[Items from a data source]
——————

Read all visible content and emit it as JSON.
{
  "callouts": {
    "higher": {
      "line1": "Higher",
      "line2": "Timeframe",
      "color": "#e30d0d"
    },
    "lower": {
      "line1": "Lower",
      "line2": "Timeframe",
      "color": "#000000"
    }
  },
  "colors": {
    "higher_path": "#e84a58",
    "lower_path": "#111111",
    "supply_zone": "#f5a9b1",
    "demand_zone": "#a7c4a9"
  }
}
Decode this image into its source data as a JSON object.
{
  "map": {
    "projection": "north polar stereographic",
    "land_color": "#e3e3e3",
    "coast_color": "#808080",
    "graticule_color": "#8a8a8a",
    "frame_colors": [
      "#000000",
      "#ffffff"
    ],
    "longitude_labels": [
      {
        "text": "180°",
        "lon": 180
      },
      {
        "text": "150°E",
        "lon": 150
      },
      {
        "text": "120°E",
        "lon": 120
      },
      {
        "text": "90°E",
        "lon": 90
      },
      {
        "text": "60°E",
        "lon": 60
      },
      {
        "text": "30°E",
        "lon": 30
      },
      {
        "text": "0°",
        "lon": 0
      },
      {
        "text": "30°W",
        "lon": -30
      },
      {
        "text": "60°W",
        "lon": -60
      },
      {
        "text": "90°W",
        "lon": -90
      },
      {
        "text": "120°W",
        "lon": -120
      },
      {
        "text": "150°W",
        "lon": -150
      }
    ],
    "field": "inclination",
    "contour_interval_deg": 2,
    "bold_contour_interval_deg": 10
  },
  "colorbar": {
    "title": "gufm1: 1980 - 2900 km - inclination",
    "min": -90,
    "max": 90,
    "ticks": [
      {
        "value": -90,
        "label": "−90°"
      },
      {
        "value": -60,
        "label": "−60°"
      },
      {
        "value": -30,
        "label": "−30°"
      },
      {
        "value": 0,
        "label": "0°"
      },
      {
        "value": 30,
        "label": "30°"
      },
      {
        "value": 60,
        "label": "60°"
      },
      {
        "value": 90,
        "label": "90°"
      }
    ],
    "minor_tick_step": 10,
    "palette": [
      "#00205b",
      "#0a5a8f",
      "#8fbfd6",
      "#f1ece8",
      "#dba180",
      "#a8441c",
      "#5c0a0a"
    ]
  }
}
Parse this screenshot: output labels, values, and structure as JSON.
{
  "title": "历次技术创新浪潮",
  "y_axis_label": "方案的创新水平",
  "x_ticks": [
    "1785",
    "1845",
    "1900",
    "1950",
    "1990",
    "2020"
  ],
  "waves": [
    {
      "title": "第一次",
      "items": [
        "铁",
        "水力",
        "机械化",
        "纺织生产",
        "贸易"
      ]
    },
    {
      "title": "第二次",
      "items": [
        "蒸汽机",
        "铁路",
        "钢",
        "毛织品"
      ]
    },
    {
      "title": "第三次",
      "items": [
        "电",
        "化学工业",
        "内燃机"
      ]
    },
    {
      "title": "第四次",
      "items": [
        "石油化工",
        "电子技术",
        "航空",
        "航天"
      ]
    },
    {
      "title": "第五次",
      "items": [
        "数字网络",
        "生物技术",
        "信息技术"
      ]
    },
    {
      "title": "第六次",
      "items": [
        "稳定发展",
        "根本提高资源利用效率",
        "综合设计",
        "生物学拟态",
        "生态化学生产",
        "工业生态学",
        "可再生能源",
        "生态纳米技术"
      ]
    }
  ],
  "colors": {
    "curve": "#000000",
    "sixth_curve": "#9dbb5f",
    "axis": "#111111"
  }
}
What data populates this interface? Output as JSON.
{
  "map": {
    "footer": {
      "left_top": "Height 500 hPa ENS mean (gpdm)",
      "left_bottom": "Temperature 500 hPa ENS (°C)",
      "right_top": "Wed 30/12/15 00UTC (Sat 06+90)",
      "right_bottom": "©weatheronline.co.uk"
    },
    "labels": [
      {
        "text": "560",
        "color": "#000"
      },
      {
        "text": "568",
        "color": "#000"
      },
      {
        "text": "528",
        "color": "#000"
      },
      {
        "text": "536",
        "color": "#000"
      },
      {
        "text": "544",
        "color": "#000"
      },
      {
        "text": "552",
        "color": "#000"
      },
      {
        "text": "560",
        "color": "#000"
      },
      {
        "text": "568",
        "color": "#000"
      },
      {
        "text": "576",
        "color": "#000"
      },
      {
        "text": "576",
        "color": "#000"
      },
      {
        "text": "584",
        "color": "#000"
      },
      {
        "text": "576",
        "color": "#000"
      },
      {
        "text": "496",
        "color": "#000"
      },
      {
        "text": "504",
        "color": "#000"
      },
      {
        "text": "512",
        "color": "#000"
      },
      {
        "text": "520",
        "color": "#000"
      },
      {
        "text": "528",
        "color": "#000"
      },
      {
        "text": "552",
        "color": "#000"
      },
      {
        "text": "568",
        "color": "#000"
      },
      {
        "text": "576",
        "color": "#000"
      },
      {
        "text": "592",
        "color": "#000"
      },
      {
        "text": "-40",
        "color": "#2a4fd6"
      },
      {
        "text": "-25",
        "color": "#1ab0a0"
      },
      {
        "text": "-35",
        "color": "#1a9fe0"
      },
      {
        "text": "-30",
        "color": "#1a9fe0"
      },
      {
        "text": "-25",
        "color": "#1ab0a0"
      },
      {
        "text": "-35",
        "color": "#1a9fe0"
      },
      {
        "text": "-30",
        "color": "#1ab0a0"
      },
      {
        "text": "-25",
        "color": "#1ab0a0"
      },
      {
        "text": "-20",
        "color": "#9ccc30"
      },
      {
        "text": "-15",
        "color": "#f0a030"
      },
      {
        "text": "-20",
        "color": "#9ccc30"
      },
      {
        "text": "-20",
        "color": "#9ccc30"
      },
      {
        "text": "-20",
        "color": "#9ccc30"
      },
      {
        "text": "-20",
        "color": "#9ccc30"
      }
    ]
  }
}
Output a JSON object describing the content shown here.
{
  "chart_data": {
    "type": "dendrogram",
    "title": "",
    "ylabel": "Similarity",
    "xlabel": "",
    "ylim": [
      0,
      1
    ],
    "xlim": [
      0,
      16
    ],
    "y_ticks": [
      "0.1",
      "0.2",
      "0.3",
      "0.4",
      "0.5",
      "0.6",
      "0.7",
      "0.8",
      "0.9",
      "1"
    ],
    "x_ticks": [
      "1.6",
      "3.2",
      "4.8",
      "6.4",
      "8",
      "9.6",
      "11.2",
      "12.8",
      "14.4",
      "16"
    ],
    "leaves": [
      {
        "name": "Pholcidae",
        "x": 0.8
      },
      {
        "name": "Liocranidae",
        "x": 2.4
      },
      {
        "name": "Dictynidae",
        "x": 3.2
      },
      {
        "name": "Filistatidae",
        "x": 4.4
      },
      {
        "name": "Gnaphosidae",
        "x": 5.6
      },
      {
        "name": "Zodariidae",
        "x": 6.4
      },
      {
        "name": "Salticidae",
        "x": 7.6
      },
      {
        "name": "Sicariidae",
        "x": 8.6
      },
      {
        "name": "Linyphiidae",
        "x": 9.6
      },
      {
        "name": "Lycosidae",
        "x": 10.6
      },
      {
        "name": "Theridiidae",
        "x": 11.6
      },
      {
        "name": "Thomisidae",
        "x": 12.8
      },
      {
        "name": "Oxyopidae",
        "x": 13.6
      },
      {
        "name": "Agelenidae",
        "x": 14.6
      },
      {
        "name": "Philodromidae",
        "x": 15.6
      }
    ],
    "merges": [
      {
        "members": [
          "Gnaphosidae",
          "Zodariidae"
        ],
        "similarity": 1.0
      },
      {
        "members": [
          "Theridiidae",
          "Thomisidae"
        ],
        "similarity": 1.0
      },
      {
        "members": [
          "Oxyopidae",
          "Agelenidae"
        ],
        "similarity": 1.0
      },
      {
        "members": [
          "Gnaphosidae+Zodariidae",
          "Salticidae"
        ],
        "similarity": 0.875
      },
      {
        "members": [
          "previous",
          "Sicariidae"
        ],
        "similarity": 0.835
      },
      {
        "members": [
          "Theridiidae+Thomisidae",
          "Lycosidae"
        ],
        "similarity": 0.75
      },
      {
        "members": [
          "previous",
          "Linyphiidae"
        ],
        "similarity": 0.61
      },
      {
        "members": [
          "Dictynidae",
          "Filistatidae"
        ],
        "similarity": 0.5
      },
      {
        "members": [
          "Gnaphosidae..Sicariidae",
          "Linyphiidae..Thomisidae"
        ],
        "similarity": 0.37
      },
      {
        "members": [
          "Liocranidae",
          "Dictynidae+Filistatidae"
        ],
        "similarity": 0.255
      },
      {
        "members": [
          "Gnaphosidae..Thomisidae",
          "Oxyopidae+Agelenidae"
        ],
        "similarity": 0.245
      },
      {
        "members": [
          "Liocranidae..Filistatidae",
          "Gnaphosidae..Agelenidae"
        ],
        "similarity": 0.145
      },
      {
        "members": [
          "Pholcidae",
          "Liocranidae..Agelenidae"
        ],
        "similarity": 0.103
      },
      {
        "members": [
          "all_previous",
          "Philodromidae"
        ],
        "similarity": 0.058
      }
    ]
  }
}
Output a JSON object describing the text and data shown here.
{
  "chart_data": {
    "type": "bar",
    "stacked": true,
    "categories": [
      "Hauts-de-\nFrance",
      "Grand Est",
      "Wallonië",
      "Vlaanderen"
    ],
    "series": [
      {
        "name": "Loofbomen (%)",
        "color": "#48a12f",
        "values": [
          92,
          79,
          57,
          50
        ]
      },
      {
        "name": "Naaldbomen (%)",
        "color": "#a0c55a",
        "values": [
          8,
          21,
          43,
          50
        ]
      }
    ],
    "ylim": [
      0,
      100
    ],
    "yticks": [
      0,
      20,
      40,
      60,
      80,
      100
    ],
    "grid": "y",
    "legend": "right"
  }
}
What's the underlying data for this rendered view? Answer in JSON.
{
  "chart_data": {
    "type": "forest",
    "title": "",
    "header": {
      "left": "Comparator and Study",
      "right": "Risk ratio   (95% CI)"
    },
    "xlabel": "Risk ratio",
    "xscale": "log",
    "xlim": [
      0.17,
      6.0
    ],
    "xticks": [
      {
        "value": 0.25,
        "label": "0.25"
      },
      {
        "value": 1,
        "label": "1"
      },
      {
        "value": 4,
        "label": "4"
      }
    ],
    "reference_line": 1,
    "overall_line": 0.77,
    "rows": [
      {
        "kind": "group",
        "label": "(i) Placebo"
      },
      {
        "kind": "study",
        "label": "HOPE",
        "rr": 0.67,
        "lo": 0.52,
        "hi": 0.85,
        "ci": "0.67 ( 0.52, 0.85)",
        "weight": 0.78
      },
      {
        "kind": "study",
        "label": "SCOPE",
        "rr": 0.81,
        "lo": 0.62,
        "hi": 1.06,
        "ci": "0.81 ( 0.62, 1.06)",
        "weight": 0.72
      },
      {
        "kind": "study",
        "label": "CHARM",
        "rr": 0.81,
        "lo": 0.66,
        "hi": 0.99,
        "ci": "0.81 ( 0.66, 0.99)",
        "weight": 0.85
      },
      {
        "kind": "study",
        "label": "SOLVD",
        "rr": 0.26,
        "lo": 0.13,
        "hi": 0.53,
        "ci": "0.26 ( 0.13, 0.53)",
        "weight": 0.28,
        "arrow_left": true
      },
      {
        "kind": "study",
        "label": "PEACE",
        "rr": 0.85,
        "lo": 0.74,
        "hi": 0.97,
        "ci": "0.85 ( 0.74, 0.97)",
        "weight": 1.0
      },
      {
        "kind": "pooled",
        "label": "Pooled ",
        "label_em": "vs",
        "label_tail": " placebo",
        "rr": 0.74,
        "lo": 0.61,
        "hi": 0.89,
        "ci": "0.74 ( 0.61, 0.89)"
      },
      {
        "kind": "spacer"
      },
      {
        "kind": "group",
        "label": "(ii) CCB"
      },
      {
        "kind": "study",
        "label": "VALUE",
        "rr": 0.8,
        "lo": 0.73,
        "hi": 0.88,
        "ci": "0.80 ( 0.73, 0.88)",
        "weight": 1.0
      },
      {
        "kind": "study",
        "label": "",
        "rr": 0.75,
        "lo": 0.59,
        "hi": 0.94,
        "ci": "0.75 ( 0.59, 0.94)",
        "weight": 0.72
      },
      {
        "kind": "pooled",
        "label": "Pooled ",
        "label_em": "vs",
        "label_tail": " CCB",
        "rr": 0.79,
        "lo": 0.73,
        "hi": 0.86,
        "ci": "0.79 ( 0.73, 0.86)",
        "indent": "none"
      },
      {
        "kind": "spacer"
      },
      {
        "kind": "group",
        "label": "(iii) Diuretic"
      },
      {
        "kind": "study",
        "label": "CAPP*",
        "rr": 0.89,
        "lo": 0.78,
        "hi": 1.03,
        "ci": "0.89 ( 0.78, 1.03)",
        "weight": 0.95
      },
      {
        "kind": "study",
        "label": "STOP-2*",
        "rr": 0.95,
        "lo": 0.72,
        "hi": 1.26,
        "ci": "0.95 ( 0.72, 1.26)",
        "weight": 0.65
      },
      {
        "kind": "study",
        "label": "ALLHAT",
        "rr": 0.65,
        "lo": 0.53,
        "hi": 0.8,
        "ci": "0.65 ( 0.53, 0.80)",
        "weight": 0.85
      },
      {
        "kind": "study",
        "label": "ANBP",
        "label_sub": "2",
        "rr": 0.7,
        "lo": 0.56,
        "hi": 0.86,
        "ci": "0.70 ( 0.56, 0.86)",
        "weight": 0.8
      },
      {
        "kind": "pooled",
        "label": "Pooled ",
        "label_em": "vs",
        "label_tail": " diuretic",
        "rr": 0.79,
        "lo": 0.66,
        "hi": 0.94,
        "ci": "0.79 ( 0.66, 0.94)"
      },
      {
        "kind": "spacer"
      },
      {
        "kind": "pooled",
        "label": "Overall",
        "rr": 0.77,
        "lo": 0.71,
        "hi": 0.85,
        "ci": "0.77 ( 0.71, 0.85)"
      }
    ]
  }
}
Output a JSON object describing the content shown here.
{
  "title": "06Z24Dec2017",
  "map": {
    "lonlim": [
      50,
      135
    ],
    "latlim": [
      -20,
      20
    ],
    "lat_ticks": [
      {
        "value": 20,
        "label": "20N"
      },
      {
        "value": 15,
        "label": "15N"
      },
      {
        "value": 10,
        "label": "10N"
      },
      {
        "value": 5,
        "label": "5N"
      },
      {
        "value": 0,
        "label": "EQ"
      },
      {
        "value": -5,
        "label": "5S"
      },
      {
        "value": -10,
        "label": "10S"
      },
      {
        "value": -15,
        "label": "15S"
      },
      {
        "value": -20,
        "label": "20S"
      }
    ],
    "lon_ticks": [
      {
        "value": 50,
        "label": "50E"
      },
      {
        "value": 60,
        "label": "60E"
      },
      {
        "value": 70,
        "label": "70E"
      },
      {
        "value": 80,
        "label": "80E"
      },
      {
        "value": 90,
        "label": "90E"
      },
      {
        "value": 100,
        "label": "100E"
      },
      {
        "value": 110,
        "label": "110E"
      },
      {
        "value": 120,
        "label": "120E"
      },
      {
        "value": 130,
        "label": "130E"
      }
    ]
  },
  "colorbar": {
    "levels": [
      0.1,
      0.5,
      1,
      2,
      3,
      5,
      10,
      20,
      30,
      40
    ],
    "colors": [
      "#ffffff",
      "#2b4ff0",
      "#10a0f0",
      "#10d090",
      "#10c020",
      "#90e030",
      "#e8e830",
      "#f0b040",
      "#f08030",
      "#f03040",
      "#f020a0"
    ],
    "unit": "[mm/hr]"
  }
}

——————

Exercise directions =
Every line in the data that holds "this" should be copied out.

Reply to the task =
Decode this image into its source data as a JSON object.
Parse this screenshot: output labels, values, and structure as JSON.
What data populates this interface? Output as JSON.
What's the underlying data for this rendered view? Answer in JSON.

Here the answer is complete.